» **Material for this exercise**
·····
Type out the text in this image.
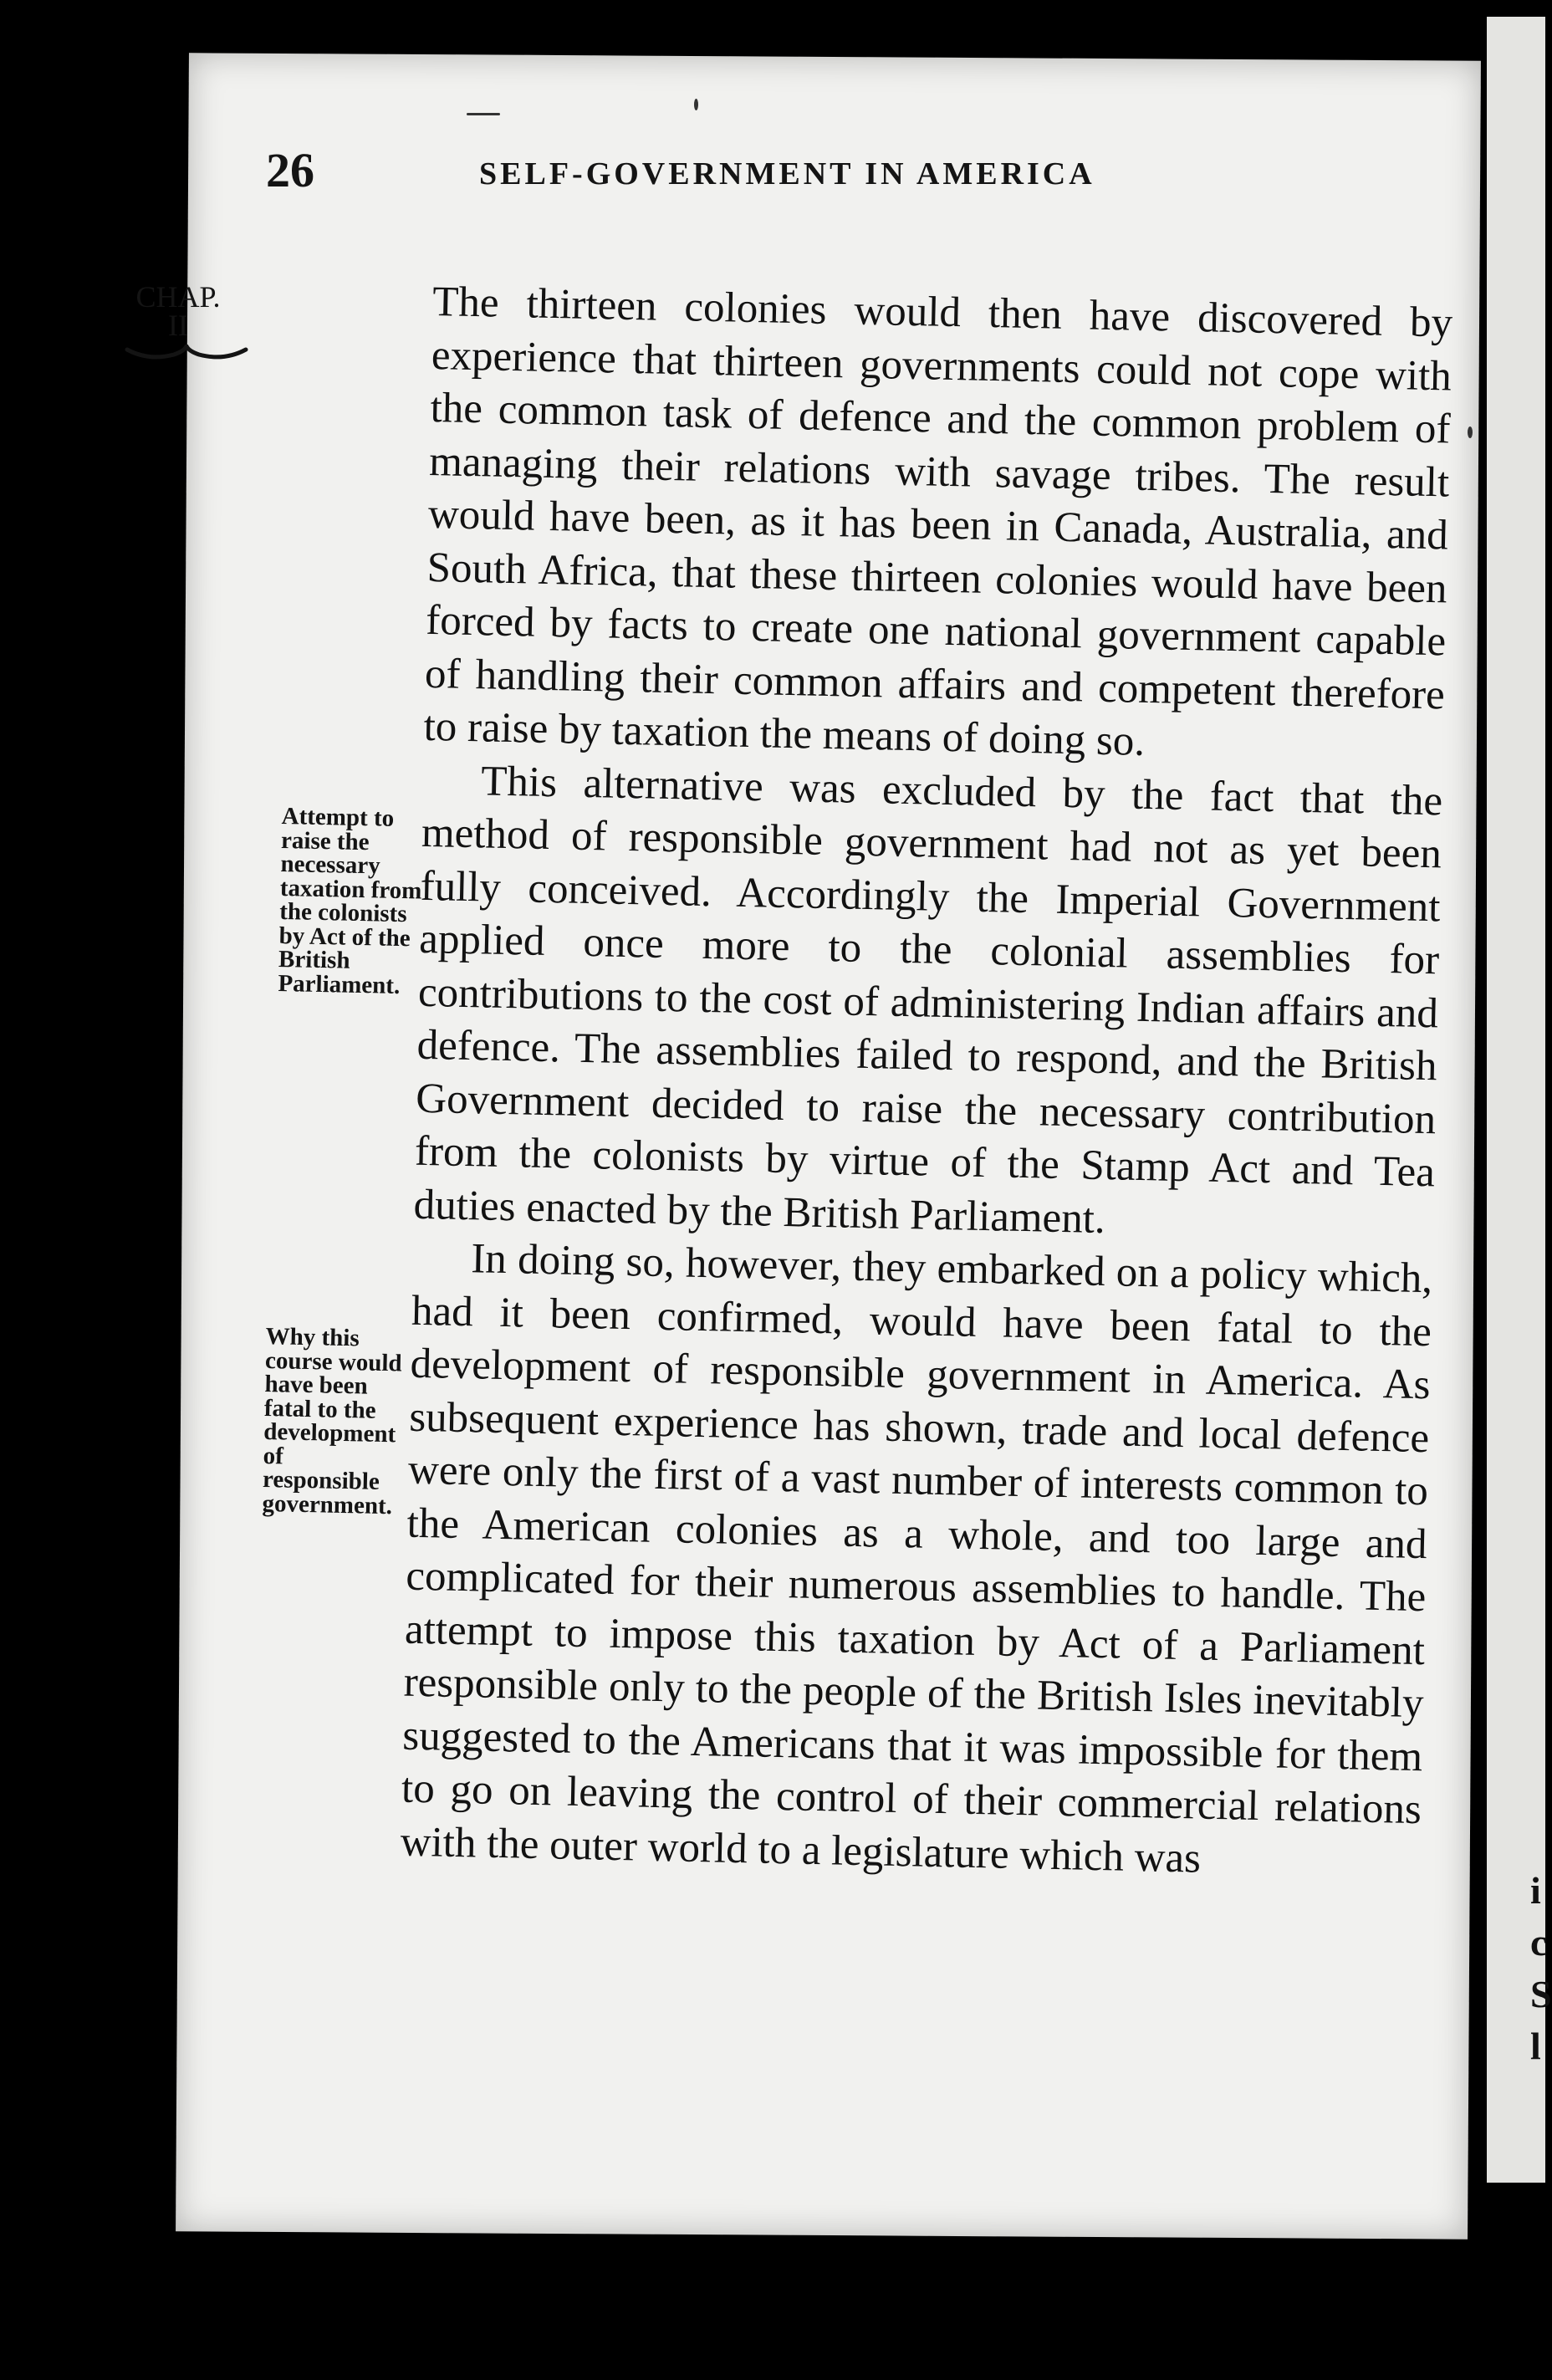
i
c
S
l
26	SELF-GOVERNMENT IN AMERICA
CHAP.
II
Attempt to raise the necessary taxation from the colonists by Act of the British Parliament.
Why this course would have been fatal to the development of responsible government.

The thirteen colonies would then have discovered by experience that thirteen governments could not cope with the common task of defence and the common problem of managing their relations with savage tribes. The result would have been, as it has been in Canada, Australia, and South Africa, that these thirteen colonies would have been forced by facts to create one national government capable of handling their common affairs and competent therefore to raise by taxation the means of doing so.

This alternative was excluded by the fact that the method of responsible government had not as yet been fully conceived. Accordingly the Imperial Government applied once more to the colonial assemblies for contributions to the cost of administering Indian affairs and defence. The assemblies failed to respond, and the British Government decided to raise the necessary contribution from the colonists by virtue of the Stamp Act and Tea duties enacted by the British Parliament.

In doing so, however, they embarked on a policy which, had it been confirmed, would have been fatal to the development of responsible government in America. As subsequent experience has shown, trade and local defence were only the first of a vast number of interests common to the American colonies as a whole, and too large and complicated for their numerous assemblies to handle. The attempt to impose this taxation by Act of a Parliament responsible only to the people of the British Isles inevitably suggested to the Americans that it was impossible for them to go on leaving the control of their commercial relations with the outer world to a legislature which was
·····
» **Goal of the exercise**
In the material above, find the lines that contain "Parliament" and show them.

» **The answer**
Attempt to raise the necessary taxation from the colonists by Act of the British Parliament.
This alternative was excluded by the fact that the method of responsible government had not as yet been fully conceived. Accordingly the Imperial Government applied once more to the colonial assemblies for contributions to the cost of administering Indian affairs and defence. The assemblies failed to respond, and the British Government decided to raise the necessary contribution from the colonists by virtue of the Stamp Act and Tea duties enacted by the British Parliament.
In doing so, however, they embarked on a policy which, had it been confirmed, would have been fatal to the development of responsible government in America. As subsequent experience has shown, trade and local defence were only the first of a vast number of interests common to the American colonies as a whole, and too large and complicated for their numerous assemblies to handle. The attempt to impose this taxation by Act of a Parliament responsible only to the people of the British Isles inevitably suggested to the Americans that it was impossible for them to go on leaving the control of their commercial relations with the outer world to a legislature which was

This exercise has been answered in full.